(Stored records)
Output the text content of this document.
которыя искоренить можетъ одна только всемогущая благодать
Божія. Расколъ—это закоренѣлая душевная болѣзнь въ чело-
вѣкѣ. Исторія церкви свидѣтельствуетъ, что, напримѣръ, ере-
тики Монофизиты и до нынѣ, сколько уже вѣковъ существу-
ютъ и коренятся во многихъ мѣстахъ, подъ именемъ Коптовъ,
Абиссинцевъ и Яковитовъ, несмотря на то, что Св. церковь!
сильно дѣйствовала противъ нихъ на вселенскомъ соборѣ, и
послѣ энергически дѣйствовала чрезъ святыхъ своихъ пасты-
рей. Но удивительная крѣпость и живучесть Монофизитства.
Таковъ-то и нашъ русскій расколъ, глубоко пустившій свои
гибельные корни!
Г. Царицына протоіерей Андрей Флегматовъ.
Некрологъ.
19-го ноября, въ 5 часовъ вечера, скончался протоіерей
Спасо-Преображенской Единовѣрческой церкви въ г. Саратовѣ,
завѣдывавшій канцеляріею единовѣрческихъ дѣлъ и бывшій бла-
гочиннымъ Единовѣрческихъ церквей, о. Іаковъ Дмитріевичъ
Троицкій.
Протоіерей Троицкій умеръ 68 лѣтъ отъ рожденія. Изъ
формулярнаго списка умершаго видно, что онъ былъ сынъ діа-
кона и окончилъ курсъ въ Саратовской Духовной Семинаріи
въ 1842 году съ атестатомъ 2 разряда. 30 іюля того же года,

> **WHAT TO PRODUCE**
Give back all the records exactly as they stand.

> **REPLY**
Output the text content of this document.
которыя искоренить можетъ одна только всемогущая благодать
Божія. Расколъ—это закоренѣлая душевная болѣзнь въ чело-
вѣкѣ. Исторія церкви свидѣтельствуетъ, что, напримѣръ, ере-
тики Монофизиты и до нынѣ, сколько уже вѣковъ существу-
ютъ и коренятся во многихъ мѣстахъ, подъ именемъ Коптовъ,
Абиссинцевъ и Яковитовъ, несмотря на то, что Св. церковь!
сильно дѣйствовала противъ нихъ на вселенскомъ соборѣ, и
послѣ энергически дѣйствовала чрезъ святыхъ своихъ пасты-
рей. Но удивительная крѣпость и живучесть Монофизитства.
Таковъ-то и нашъ русскій расколъ, глубоко пустившій свои
гибельные корни!
Г. Царицына протоіерей Андрей Флегматовъ.
Некрологъ.
19-го ноября, въ 5 часовъ вечера, скончался протоіерей
Спасо-Преображенской Единовѣрческой церкви въ г. Саратовѣ,
завѣдывавшій канцеляріею единовѣрческихъ дѣлъ и бывшій бла-
гочиннымъ Единовѣрческихъ церквей, о. Іаковъ Дмитріевичъ
Троицкій.
Протоіерей Троицкій умеръ 68 лѣтъ отъ рожденія. Изъ
формулярнаго списка умершаго видно, что онъ былъ сынъ діа-
кона и окончилъ курсъ въ Саратовской Духовной Семинаріи
въ 1842 году съ атестатомъ 2 разряда. 30 іюля того же года,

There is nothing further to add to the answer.